____ The input

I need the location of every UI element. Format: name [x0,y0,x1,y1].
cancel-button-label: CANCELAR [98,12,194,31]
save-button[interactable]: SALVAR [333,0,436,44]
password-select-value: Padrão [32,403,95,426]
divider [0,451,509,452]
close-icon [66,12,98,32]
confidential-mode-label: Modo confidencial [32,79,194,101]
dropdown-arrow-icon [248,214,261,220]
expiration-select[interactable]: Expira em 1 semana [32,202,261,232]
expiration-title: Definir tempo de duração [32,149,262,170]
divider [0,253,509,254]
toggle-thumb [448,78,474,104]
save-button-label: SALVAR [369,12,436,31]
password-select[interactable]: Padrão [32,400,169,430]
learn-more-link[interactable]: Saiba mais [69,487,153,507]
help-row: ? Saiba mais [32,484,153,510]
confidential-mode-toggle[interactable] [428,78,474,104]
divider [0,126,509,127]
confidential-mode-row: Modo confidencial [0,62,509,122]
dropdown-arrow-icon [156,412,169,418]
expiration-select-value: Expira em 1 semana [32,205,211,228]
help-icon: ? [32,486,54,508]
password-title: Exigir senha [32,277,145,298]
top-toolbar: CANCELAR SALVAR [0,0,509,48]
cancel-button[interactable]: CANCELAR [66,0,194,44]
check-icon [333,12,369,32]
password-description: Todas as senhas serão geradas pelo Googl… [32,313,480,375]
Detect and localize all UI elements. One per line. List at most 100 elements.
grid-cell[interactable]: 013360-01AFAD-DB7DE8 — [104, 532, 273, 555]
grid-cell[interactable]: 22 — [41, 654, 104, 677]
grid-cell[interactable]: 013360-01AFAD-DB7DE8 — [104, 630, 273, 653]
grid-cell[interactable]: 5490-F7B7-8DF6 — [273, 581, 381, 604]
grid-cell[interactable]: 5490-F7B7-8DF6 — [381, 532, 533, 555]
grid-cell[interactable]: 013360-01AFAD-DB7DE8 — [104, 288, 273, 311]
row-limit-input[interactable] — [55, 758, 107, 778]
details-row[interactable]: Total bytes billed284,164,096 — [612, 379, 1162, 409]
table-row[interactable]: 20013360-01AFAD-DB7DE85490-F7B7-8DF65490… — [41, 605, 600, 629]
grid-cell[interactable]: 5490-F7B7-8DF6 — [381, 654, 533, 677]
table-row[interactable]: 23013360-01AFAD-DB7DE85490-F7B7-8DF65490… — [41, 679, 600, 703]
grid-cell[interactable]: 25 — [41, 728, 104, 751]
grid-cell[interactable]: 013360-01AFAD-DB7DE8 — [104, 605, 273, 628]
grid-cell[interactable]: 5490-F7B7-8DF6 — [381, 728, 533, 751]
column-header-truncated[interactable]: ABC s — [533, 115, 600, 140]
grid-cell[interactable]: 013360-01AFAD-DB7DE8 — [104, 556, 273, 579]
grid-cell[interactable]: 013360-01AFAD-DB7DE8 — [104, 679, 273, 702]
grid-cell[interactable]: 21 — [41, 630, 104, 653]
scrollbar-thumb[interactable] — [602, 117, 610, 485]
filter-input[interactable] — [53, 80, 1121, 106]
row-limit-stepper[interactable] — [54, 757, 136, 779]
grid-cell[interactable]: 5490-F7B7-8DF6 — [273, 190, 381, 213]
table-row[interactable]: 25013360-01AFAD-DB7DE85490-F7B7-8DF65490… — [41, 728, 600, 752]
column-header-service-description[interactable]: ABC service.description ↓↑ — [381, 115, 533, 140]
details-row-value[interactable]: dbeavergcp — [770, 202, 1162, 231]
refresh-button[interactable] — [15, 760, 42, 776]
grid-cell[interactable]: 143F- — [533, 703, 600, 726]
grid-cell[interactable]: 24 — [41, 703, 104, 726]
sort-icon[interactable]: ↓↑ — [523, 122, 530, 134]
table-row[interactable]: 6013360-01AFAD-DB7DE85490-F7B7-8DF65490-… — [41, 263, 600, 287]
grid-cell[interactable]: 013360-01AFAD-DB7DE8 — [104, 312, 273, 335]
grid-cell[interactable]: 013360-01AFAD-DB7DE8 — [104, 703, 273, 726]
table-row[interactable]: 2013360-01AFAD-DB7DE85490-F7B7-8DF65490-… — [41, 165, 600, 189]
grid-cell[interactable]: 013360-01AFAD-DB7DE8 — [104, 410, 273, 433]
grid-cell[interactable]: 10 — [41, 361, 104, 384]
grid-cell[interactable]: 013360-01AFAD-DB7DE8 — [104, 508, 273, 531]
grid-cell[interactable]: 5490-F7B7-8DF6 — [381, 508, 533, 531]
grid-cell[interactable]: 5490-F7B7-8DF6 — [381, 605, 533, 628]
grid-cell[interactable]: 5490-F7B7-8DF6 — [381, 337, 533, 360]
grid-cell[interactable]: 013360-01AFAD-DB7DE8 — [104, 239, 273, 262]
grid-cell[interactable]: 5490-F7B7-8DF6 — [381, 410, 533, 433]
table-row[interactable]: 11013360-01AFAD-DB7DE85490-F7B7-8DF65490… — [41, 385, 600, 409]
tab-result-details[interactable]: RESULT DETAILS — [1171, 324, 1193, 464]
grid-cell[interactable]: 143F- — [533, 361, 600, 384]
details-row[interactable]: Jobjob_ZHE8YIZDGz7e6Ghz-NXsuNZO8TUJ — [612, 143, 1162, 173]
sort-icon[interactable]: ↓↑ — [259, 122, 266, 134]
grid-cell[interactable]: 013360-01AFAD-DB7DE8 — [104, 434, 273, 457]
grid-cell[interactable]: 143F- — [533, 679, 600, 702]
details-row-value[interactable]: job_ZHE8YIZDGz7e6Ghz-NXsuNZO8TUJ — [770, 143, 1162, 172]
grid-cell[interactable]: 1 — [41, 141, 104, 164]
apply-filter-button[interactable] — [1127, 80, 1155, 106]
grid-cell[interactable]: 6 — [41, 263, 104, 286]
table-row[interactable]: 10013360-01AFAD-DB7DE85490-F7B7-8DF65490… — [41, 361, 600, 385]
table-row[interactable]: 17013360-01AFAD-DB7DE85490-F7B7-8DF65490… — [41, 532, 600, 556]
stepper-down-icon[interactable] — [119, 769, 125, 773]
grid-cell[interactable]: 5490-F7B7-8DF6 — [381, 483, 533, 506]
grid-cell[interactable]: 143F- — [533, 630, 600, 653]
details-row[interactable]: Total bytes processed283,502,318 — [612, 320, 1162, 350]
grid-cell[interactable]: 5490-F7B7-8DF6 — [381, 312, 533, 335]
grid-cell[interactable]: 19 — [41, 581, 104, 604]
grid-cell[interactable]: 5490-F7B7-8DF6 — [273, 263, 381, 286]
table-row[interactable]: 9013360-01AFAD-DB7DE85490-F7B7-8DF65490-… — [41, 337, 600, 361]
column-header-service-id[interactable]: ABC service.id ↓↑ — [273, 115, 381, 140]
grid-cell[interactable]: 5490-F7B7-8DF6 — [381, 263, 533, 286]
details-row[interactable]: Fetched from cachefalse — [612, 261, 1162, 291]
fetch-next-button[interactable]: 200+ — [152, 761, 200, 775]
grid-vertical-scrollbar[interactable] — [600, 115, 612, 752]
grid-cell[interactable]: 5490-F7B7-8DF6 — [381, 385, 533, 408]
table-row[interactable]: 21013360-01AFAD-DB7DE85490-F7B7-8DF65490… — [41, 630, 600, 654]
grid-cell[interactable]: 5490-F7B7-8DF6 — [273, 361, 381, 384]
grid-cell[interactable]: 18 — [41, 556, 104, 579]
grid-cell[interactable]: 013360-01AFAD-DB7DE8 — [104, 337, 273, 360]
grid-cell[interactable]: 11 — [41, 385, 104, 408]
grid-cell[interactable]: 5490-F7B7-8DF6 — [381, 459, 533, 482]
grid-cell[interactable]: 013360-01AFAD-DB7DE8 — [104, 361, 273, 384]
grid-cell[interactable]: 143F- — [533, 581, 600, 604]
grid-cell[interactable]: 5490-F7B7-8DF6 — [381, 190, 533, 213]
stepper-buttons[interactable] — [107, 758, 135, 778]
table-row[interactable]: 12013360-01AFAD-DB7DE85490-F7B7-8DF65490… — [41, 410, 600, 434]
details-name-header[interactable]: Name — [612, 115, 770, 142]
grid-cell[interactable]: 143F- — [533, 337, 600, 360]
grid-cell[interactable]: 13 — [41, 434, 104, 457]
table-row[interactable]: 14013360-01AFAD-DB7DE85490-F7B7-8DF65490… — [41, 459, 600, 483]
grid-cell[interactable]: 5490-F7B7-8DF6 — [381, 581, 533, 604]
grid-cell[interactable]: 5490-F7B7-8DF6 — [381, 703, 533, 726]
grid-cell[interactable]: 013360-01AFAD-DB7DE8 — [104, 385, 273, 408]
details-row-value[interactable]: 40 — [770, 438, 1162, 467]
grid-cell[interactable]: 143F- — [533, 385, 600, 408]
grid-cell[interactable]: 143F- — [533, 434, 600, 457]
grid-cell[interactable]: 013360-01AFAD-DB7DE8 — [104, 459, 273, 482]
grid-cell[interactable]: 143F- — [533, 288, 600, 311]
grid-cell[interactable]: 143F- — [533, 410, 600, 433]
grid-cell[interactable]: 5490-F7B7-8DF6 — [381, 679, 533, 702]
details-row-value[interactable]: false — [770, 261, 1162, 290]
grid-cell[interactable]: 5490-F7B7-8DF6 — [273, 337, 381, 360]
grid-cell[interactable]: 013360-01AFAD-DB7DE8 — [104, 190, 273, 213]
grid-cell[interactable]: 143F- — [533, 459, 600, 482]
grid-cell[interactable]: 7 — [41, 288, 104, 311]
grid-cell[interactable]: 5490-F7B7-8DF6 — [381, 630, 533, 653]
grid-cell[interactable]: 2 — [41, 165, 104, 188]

________

Exercise objective: Copy the listing above word for word, from its first line through the line that contains "password-description: Todas as", including both of those lines.

Solution to this task:
I need the location of every UI element. Format: name [x0,y0,x1,y1].
cancel-button-label: CANCELAR [98,12,194,31]
save-button[interactable]: SALVAR [333,0,436,44]
password-select-value: Padrão [32,403,95,426]
divider [0,451,509,452]
close-icon [66,12,98,32]
confidential-mode-label: Modo confidencial [32,79,194,101]
dropdown-arrow-icon [248,214,261,220]
expiration-select[interactable]: Expira em 1 semana [32,202,261,232]
expiration-title: Definir tempo de duração [32,149,262,170]
divider [0,253,509,254]
toggle-thumb [448,78,474,104]
save-button-label: SALVAR [369,12,436,31]
password-select[interactable]: Padrão [32,400,169,430]
learn-more-link[interactable]: Saiba mais [69,487,153,507]
help-row: ? Saiba mais [32,484,153,510]
confidential-mode-toggle[interactable] [428,78,474,104]
divider [0,126,509,127]
confidential-mode-row: Modo confidencial [0,62,509,122]
dropdown-arrow-icon [156,412,169,418]
expiration-select-value: Expira em 1 semana [32,205,211,228]
help-icon: ? [32,486,54,508]
password-title: Exigir senha [32,277,145,298]
top-toolbar: CANCELAR SALVAR [0,0,509,48]
cancel-button[interactable]: CANCELAR [66,0,194,44]
check-icon [333,12,369,32]
password-description: Todas as senhas serão geradas pelo Googl… [32,313,480,375]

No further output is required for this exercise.